§ **What is expected**
Only lines with the word "text" are needed; collect each of them from the listing below.

§ **Information provided**
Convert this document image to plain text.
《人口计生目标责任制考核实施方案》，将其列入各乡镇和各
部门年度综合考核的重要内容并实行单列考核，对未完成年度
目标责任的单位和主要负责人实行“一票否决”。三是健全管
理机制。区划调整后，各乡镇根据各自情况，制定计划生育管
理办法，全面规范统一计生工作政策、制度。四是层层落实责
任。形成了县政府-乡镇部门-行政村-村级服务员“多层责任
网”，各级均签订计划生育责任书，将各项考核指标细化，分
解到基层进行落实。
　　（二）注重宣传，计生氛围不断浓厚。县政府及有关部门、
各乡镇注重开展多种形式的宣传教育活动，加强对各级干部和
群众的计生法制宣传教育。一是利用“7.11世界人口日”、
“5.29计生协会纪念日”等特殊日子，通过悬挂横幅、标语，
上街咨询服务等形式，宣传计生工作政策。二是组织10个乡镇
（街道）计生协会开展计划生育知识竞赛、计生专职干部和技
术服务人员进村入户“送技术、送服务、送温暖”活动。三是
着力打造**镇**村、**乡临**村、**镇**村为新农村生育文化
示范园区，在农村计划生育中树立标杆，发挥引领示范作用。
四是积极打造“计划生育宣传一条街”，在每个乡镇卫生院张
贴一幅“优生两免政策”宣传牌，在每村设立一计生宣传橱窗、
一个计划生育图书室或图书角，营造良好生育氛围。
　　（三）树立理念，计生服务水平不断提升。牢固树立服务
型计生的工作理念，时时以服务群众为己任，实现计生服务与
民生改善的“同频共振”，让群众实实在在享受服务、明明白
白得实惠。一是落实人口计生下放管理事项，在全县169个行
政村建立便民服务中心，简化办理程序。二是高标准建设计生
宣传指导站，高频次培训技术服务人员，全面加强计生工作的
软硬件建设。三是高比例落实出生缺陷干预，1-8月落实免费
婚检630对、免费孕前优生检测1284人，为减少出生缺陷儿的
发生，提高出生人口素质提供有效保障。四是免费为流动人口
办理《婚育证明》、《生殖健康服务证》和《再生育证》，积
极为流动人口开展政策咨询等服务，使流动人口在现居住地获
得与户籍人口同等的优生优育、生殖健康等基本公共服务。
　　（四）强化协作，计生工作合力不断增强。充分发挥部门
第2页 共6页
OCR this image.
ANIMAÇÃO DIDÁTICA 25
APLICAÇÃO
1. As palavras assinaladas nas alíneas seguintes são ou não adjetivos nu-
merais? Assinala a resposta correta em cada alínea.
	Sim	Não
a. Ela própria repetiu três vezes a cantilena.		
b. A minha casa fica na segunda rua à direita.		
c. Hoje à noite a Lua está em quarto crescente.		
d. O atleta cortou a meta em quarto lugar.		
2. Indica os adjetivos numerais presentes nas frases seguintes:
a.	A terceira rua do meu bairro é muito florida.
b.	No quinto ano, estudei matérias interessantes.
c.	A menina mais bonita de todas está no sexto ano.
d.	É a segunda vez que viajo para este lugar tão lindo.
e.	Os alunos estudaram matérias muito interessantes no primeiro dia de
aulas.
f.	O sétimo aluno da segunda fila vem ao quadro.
...
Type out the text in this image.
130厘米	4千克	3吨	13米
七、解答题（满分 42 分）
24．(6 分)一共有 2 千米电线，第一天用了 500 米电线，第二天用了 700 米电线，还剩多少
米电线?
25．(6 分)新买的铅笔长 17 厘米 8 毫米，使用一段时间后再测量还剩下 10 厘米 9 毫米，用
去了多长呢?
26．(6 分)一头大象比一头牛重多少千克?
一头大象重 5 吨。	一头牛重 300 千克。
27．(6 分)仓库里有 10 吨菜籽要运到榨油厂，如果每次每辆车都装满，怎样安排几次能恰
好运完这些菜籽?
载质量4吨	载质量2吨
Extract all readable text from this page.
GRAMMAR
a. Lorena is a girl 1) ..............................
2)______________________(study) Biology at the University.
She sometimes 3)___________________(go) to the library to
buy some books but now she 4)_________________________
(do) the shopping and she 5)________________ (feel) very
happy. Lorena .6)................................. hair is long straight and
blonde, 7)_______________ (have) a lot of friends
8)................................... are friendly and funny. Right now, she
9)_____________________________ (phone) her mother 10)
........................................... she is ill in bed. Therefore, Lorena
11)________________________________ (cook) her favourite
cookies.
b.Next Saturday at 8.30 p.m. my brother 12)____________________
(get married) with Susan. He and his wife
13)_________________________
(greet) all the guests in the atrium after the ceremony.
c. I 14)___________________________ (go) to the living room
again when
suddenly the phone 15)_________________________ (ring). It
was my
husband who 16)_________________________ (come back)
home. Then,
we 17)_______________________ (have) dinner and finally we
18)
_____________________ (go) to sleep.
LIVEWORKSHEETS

§ **Task output**
Convert this document image to plain text.
Type out the text in this image.
Extract all readable text from this page.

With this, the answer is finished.